## Data provided
----------
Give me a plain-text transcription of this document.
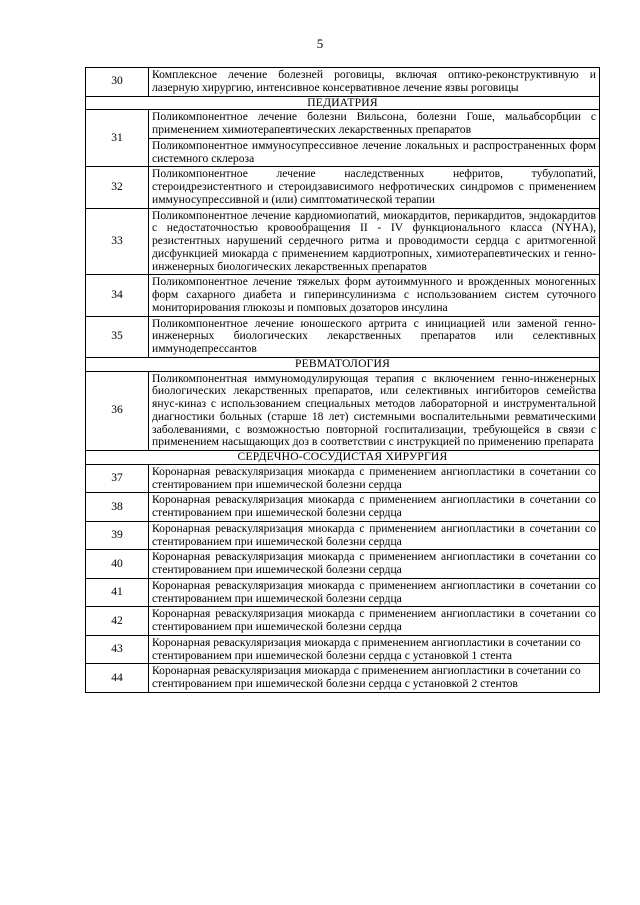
5
30	Комплексное лечение болезней роговицы, включая оптико-реконструктивную и лазерную хирургию, интенсивное консервативное лечение язвы роговицы

ПЕДИАТРИЯ	
31	Поликомпонентное лечение болезни Вильсона, болезни Гоше, мальабсорбции с применением химиотерапевтических лекарственных препаратов
Поликомпонентное иммуносупрессивное лечение локальных и распространенных форм системного склероза

32	Поликомпонентное лечение наследственных нефритов, тубулопатий, стероидрезистентного и стероидзависимого нефротических синдромов с применением иммуносупрессивной и (или) симптоматической терапии

33	Поликомпонентное лечение кардиомиопатий, миокардитов, перикардитов, эндокардитов с недостаточностью кровообращения II - IV функционального класса (NYHA), резистентных нарушений сердечного ритма и проводимости сердца с аритмогенной дисфункцией миокарда с применением кардиотропных, химиотерапевтических и генно-инженерных биологических лекарственных препаратов

34	Поликомпонентное лечение тяжелых форм аутоиммунного и врожденных моногенных форм сахарного диабета и гиперинсулинизма с использованием систем суточного мониторирования глюкозы и помповых дозаторов инсулина

35	Поликомпонентное лечение юношеского артрита с инициацией или заменой генно-инженерных биологических лекарственных препаратов или селективных иммунодепрессантов

РЕВМАТОЛОГИЯ	
36	Поликомпонентная иммуномодулирующая терапия с включением генно-инженерных биологических лекарственных препаратов, или селективных ингибиторов семейства янус-киназ с использованием специальных методов лабораторной и инструментальной диагностики больных (старше 18 лет) системными воспалительными ревматическими заболеваниями, с возможностью повторной госпитализации, требующейся в связи с применением насыщающих доз в соответствии с инструкцией по применению препарата

СЕРДЕЧНО-СОСУДИСТАЯ ХИРУРГИЯ	
37	Коронарная реваскуляризация миокарда с применением ангиопластики в сочетании со стентированием при ишемической болезни сердца

38	Коронарная реваскуляризация миокарда с применением ангиопластики в сочетании со стентированием при ишемической болезни сердца

39	Коронарная реваскуляризация миокарда с применением ангиопластики в сочетании со стентированием при ишемической болезни сердца

40	Коронарная реваскуляризация миокарда с применением ангиопластики в сочетании со стентированием при ишемической болезни сердца

41	Коронарная реваскуляризация миокарда с применением ангиопластики в сочетании со стентированием при ишемической болезни сердца

42	Коронарная реваскуляризация миокарда с применением ангиопластики в сочетании со стентированием при ишемической болезни сердца

43	Коронарная реваскуляризация миокарда с применением ангиопластики в сочетании со стентированием при ишемической болезни сердца с установкой 1 стента

44	Коронарная реваскуляризация миокарда с применением ангиопластики в сочетании со стентированием при ишемической болезни сердца с установкой 2 стентов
----------
## What needs to be done
Copy each line of the preceding data that contains the string "реваскуляризация".

## Reply to the exercise
37	Коронарная реваскуляризация миокарда с применением ангиопластики в сочетании со стентированием при ишемической болезни сердца
38	Коронарная реваскуляризация миокарда с применением ангиопластики в сочетании со стентированием при ишемической болезни сердца
39	Коронарная реваскуляризация миокарда с применением ангиопластики в сочетании со стентированием при ишемической болезни сердца
40	Коронарная реваскуляризация миокарда с применением ангиопластики в сочетании со стентированием при ишемической болезни сердца
41	Коронарная реваскуляризация миокарда с применением ангиопластики в сочетании со стентированием при ишемической болезни сердца
42	Коронарная реваскуляризация миокарда с применением ангиопластики в сочетании со стентированием при ишемической болезни сердца
43	Коронарная реваскуляризация миокарда с применением ангиопластики в сочетании со стентированием при ишемической болезни сердца с установкой 1 стента
44	Коронарная реваскуляризация миокарда с применением ангиопластики в сочетании со стентированием при ишемической болезни сердца с установкой 2 стентов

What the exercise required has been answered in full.